Records from a data collection:
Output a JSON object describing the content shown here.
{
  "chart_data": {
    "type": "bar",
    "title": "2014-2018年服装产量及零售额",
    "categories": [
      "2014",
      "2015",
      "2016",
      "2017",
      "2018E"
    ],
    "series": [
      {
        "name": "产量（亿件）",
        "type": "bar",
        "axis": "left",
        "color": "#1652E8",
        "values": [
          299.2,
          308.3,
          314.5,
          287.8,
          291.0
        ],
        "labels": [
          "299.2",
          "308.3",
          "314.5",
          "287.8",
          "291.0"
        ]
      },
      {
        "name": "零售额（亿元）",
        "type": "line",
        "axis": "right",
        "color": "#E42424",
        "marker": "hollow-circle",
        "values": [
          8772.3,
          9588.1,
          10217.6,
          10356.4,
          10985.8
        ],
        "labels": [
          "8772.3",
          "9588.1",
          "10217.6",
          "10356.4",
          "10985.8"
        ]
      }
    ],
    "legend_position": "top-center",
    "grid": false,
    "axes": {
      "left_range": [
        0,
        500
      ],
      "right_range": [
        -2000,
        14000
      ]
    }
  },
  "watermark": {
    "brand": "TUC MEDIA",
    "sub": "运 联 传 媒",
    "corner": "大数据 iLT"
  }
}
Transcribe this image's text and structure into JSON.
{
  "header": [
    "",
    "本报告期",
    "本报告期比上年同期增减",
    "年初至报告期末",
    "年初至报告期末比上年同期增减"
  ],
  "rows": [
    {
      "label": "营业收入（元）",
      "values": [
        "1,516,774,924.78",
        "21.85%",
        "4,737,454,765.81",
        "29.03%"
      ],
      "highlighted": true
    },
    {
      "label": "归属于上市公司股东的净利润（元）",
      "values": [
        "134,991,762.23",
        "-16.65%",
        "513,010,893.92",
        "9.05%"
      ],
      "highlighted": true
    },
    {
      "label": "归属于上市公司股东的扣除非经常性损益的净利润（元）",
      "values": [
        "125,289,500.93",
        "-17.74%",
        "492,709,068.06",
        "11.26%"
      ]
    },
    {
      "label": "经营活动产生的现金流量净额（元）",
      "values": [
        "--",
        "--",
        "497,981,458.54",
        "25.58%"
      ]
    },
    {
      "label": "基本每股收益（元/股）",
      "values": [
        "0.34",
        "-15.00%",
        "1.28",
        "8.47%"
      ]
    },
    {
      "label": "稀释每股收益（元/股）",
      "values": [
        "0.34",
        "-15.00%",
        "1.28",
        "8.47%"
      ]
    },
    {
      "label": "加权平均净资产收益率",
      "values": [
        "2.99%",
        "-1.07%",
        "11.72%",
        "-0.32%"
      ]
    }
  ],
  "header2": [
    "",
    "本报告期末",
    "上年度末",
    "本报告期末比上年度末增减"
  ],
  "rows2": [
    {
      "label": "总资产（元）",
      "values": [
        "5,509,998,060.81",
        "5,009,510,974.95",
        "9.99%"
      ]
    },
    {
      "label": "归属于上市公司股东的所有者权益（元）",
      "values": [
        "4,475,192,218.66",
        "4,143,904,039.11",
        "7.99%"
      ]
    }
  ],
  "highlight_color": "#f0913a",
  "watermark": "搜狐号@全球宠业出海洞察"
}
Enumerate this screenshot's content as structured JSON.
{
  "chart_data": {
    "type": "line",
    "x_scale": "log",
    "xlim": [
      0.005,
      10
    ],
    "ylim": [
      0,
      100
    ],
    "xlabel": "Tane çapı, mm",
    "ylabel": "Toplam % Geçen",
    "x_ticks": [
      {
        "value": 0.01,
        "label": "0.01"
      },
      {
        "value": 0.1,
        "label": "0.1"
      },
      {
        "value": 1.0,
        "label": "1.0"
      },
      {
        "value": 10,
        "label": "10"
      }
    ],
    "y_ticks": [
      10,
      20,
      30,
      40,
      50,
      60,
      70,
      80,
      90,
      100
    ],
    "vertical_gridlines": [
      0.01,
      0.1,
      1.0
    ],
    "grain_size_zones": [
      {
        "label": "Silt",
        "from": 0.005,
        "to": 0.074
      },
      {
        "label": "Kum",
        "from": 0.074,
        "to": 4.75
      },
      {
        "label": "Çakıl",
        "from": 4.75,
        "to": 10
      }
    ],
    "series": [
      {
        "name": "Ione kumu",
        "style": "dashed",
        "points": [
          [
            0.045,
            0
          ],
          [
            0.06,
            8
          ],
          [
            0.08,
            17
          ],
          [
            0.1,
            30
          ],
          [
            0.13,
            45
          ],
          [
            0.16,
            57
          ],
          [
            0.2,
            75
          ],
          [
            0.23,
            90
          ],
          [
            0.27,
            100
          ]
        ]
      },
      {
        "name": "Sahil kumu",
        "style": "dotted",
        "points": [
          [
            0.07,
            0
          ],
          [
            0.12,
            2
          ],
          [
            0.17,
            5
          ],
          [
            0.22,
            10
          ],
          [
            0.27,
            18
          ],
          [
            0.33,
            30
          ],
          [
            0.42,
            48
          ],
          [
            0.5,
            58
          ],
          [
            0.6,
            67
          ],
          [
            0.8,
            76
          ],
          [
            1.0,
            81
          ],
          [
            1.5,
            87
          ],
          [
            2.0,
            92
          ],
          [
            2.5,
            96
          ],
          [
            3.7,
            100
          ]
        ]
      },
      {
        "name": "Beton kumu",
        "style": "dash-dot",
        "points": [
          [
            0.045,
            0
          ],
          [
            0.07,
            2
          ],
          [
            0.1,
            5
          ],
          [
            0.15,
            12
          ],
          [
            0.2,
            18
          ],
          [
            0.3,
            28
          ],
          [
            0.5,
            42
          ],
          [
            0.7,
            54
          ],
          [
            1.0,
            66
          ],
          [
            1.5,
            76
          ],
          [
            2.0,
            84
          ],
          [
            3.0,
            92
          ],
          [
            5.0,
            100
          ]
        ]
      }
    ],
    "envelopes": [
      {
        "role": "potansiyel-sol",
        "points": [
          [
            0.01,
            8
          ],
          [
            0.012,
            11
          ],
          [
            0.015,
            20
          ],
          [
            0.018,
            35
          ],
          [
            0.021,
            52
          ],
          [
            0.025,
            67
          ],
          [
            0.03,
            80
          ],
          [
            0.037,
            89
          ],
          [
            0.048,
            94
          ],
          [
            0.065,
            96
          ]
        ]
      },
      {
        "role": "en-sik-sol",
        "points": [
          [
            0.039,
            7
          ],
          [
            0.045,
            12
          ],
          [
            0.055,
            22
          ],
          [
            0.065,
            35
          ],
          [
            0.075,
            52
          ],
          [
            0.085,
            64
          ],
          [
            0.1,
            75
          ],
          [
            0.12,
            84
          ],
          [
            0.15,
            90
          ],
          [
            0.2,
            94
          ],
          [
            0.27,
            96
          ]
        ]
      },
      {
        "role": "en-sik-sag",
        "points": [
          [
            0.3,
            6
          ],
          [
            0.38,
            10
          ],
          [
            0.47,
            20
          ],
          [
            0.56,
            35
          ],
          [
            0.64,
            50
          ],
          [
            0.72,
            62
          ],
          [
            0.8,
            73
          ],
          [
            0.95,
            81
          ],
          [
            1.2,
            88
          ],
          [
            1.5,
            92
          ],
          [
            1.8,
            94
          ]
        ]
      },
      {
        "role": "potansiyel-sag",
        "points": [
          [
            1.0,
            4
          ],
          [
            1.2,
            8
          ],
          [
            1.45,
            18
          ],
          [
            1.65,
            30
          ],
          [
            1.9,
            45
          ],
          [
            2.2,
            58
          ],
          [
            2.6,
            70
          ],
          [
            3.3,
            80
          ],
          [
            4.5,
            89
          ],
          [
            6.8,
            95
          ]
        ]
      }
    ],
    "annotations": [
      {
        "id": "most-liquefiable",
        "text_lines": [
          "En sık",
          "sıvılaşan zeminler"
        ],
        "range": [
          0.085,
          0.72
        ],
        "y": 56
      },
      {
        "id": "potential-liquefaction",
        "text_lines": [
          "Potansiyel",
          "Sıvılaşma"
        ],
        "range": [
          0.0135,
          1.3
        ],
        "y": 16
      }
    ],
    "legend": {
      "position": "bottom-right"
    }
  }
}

PROBLEM TO SOLVE: Among the records above, how many lines carry the string "name"? Reply with the number alone.

FINAL RESULT: 5